**The problem:** Copy out each line of the material in which the word "applied" appears.

** Start of Exercise inputs **

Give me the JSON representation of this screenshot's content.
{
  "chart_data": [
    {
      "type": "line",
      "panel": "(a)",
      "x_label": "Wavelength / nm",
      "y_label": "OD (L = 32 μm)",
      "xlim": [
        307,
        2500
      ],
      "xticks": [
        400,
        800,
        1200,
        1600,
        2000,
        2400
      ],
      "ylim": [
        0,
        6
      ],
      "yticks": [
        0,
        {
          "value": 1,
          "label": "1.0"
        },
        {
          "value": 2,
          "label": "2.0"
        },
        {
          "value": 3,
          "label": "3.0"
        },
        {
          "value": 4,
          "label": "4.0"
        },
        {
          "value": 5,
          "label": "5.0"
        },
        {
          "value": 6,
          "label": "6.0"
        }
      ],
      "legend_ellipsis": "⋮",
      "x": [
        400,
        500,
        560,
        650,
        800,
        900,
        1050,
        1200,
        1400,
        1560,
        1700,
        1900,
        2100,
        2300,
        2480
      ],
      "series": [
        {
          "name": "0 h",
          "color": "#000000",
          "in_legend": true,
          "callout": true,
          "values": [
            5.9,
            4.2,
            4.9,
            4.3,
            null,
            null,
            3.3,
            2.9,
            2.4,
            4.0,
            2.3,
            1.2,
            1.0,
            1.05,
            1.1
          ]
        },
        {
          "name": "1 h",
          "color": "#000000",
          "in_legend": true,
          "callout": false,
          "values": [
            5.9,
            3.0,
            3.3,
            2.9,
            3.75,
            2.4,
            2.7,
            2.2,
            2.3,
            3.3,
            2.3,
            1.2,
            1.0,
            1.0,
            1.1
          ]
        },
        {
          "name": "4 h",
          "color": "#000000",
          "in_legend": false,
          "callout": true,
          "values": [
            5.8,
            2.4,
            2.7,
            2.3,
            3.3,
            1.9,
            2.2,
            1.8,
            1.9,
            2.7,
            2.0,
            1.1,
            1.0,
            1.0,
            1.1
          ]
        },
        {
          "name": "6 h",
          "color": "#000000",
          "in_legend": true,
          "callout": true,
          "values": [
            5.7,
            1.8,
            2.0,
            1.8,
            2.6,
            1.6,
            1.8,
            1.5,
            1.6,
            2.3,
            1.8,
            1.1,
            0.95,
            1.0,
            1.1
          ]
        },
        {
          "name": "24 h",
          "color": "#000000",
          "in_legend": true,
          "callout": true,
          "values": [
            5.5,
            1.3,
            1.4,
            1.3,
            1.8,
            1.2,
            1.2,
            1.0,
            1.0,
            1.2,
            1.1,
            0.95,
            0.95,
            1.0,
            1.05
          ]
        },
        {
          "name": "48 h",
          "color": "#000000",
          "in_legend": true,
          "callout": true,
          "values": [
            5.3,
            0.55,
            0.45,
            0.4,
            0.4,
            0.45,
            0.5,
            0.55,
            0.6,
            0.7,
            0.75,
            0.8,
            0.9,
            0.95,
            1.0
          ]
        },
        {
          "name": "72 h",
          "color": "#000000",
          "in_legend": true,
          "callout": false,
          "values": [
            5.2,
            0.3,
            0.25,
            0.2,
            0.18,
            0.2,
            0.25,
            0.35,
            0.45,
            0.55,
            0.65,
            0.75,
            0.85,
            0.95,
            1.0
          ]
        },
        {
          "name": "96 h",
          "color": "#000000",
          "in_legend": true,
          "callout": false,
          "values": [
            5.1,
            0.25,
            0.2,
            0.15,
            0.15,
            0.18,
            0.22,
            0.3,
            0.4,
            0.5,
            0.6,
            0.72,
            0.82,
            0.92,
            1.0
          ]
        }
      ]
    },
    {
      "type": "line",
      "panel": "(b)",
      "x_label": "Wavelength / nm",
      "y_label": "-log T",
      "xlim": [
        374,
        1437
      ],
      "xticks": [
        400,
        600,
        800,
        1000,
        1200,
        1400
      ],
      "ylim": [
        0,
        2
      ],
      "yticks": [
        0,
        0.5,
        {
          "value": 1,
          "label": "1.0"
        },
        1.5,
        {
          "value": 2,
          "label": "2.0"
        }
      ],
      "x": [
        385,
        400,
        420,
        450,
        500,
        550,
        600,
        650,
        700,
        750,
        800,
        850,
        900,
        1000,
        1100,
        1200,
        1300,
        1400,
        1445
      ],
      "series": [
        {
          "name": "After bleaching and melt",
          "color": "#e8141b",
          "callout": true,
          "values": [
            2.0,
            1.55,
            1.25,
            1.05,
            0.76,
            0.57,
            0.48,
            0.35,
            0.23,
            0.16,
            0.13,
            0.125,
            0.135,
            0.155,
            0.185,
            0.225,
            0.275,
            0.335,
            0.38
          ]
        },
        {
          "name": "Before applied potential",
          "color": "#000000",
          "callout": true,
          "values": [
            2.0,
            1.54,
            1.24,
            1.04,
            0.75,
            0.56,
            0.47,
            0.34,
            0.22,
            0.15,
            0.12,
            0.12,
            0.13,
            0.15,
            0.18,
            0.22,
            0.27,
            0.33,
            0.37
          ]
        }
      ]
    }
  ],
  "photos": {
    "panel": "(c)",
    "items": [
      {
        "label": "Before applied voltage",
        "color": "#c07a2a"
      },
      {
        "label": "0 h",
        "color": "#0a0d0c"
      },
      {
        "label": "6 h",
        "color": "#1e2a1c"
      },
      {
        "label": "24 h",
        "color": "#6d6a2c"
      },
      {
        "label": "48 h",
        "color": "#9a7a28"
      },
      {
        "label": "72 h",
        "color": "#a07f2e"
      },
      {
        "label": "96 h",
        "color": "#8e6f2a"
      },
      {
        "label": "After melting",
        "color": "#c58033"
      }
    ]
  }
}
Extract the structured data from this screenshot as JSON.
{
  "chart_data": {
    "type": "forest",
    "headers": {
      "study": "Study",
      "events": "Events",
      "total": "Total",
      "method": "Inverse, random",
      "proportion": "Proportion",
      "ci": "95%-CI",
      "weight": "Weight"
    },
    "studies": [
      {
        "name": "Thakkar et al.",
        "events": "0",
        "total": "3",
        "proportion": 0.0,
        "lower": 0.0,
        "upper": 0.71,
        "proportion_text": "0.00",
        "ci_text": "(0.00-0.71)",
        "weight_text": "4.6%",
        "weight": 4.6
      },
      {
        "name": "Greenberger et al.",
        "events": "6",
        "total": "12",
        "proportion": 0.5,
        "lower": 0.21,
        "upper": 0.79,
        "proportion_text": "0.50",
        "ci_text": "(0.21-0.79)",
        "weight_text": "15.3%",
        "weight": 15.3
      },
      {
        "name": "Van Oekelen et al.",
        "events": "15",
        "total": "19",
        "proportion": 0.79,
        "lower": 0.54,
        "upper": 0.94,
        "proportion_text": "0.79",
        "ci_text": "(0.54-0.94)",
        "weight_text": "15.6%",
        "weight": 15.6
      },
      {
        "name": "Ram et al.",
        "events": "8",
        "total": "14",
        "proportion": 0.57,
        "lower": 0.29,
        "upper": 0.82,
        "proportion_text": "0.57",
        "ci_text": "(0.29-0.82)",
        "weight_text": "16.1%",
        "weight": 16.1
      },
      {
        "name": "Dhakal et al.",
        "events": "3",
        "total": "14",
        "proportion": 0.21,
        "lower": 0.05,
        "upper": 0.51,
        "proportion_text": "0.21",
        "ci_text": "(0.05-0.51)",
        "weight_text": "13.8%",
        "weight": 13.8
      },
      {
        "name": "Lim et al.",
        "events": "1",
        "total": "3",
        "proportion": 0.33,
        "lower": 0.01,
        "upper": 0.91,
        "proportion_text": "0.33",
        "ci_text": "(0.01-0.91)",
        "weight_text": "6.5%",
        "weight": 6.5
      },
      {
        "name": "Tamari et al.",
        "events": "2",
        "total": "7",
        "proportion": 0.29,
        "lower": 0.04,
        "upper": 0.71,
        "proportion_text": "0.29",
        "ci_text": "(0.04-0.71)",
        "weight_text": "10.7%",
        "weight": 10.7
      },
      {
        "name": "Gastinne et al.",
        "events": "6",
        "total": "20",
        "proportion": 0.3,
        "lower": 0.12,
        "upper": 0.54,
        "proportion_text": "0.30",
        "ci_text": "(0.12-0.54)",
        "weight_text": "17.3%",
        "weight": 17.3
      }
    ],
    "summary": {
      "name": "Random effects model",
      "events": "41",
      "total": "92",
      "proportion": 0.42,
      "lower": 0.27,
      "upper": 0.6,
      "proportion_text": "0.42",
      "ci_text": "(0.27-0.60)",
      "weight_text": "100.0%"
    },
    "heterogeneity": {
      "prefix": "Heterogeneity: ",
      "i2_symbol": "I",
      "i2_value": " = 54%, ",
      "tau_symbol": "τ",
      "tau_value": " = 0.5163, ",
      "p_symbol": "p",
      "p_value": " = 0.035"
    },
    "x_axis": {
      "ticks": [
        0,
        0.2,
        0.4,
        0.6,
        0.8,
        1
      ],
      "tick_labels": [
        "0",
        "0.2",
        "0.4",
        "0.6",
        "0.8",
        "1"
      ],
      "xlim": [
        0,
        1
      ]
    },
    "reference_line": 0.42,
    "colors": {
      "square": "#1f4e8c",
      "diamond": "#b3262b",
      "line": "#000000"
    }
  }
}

** End of Exercise inputs **

**Result for this exercise:**
          "name": "Before applied potential",
        "label": "Before applied voltage",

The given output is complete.